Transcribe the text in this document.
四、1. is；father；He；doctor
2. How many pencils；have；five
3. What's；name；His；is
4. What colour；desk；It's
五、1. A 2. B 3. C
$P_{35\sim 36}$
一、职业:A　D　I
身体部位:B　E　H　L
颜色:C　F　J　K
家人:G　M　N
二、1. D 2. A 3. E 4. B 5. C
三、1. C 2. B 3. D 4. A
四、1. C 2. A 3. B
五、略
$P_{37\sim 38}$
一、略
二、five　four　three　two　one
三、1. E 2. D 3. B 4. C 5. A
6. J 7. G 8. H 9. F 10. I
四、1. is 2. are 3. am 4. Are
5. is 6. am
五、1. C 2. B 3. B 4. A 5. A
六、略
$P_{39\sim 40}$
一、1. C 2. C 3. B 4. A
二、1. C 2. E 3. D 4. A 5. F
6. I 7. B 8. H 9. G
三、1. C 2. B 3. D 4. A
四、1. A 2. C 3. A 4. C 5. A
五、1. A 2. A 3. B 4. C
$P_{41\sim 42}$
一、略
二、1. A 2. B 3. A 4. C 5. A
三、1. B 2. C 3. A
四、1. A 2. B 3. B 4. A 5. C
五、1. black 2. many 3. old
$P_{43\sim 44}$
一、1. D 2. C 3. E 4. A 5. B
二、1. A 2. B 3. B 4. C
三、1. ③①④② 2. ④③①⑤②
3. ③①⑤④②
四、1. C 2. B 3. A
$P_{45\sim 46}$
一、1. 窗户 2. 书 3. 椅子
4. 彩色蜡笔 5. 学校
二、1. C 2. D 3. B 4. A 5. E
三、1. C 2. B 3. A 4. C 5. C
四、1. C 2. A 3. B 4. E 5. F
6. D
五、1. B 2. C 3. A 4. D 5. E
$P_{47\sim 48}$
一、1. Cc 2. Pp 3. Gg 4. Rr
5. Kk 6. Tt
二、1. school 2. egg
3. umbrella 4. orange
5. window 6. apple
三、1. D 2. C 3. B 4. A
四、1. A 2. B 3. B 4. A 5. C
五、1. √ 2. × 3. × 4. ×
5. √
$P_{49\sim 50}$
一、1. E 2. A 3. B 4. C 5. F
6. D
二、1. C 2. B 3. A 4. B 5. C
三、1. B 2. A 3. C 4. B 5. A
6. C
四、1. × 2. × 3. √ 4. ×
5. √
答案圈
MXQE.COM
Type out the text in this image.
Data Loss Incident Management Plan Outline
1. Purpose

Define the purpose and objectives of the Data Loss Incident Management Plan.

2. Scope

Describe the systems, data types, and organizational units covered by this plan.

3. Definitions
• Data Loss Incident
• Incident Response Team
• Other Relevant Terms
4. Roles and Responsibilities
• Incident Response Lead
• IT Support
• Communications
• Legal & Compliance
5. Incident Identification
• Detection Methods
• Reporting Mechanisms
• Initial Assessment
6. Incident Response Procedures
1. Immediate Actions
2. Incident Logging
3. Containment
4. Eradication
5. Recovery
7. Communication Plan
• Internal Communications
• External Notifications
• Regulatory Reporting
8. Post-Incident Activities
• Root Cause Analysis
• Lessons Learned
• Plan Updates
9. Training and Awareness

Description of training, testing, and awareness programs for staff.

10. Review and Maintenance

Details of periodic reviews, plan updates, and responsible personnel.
##########
▶ GIVEN INSTRUCTION
Find the string "Management" in the records, then copy each line where it occurs.

▶ SOLUTION BELOW
Data Loss Incident Management Plan Outline
Define the purpose and objectives of the Data Loss Incident Management Plan.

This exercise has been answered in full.